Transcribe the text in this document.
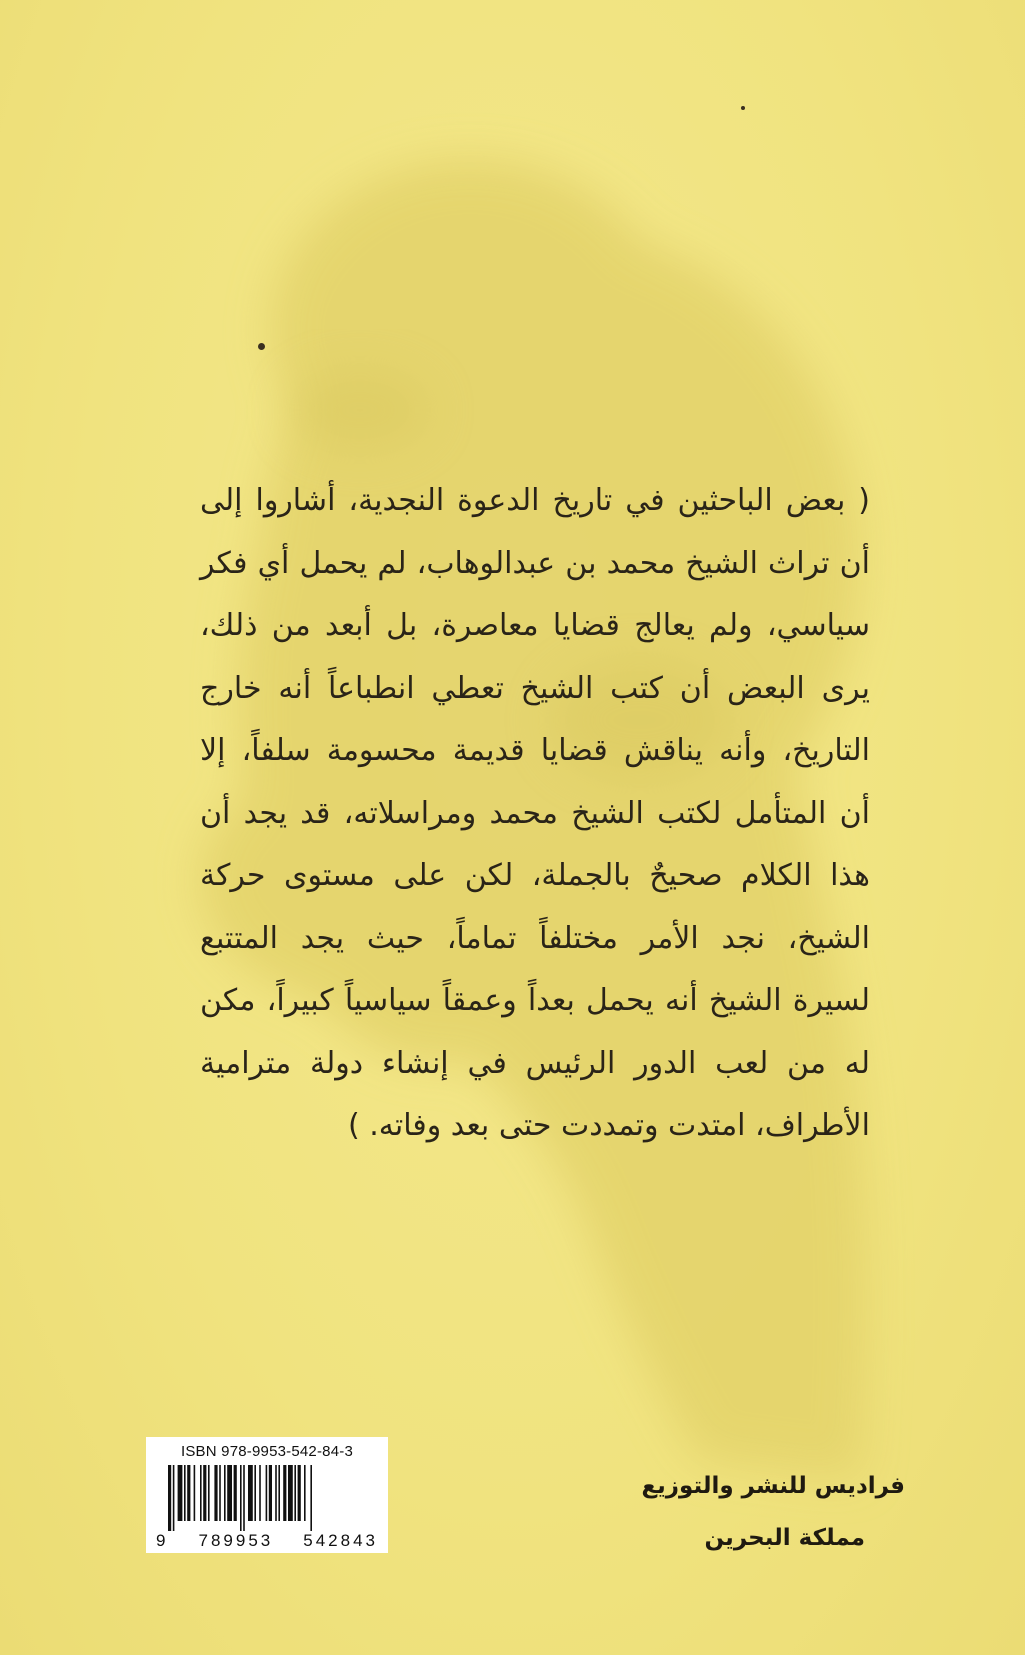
( بعض الباحثين في تاريخ الدعوة النجدية، أشاروا إلى
أن تراث الشيخ محمد بن عبدالوهاب، لم يحمل أي فكر
سياسي، ولم يعالج قضايا معاصرة، بل أبعد من ذلك،
يرى البعض أن كتب الشيخ تعطي انطباعاً أنه خارج
التاريخ، وأنه يناقش قضايا قديمة محسومة سلفاً، إلا
أن المتأمل لكتب الشيخ محمد ومراسلاته، قد يجد أن
هذا الكلام صحيحٌ بالجملة، لكن على مستوى حركة
الشيخ، نجد الأمر مختلفاً تماماً، حيث يجد المتتبع
لسيرة الشيخ أنه يحمل بعداً وعمقاً سياسياً كبيراً، مكن
له من لعب الدور الرئيس في إنشاء دولة مترامية
الأطراف، امتدت وتمددت حتى بعد وفاته. )
ISBN 978-9953-542-84-3
9 789953 542843
فراديس للنشر والتوزيع
مملكة البحرين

Aim:
Transcribe the complete set of entries verbatim. No pictures belong in the copy.

The response:
Transcribe the text in this document.
( بعض الباحثين في تاريخ الدعوة النجدية، أشاروا إلى
أن تراث الشيخ محمد بن عبدالوهاب، لم يحمل أي فكر
سياسي، ولم يعالج قضايا معاصرة، بل أبعد من ذلك،
يرى البعض أن كتب الشيخ تعطي انطباعاً أنه خارج
التاريخ، وأنه يناقش قضايا قديمة محسومة سلفاً، إلا
أن المتأمل لكتب الشيخ محمد ومراسلاته، قد يجد أن
هذا الكلام صحيحٌ بالجملة، لكن على مستوى حركة
الشيخ، نجد الأمر مختلفاً تماماً، حيث يجد المتتبع
لسيرة الشيخ أنه يحمل بعداً وعمقاً سياسياً كبيراً، مكن
له من لعب الدور الرئيس في إنشاء دولة مترامية
الأطراف، امتدت وتمددت حتى بعد وفاته. )
ISBN 978-9953-542-84-3
9 789953 542843
فراديس للنشر والتوزيع
مملكة البحرين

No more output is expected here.